Your instructions: Copy out each line of the material in which the word "right" appears.

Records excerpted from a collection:
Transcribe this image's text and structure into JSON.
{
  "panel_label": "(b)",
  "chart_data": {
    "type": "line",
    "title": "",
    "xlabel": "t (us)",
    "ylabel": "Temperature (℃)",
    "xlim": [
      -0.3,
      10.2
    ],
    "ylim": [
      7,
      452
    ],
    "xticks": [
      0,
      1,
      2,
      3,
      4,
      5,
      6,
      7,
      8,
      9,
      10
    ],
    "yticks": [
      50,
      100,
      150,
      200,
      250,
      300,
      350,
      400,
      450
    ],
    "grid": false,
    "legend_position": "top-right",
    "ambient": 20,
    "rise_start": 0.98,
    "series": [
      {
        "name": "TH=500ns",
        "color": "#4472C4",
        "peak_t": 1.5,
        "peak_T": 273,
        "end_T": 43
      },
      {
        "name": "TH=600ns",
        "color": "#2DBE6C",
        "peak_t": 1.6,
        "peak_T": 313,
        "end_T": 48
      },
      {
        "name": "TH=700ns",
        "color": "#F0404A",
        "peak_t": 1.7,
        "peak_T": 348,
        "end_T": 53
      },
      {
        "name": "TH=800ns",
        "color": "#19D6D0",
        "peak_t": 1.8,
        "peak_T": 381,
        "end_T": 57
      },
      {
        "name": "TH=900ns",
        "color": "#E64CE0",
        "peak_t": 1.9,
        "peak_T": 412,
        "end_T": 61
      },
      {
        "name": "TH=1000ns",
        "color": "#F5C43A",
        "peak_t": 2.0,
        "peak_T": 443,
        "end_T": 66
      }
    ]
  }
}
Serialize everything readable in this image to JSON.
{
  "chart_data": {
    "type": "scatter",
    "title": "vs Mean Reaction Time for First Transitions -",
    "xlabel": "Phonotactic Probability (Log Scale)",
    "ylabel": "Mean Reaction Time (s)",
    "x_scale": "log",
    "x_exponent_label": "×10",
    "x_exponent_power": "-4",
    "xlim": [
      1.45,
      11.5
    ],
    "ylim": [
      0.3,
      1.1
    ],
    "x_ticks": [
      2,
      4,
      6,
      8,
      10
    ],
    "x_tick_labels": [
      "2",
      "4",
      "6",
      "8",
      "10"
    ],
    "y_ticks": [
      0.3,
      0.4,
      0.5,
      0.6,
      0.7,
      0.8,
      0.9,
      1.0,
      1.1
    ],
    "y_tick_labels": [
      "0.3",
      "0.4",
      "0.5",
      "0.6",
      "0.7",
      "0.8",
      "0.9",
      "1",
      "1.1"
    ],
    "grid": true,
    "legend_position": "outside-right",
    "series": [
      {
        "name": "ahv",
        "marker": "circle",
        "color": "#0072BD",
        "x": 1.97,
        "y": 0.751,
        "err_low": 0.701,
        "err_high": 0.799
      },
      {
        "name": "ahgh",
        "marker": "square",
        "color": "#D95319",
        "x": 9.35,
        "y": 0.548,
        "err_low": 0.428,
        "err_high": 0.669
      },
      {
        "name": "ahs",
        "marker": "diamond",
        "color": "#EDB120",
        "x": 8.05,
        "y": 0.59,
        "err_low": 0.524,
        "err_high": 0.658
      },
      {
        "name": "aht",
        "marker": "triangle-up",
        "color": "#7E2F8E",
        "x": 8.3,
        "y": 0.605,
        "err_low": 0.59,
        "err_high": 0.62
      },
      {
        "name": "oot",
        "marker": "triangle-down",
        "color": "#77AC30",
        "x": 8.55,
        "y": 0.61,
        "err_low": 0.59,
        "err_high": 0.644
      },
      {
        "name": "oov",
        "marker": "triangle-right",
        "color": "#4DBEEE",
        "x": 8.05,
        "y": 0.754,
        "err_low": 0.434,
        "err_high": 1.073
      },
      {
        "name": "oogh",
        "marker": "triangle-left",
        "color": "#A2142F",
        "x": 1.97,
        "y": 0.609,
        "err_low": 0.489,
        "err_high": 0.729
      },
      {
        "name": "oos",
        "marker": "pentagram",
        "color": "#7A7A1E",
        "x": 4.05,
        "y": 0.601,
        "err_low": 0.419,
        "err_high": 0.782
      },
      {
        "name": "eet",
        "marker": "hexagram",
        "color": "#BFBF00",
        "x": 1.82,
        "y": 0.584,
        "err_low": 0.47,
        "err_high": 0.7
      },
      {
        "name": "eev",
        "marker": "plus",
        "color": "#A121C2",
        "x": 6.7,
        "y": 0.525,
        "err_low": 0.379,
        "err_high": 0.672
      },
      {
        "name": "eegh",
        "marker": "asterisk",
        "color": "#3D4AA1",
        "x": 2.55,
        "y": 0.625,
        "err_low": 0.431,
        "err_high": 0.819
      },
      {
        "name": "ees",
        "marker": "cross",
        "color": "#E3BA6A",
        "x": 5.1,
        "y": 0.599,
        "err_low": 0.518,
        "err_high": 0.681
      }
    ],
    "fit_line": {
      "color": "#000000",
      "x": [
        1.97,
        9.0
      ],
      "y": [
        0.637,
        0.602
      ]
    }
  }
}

Output for this exercise:
    "legend_position": "top-right",
    "legend_position": "outside-right",
        "marker": "triangle-right",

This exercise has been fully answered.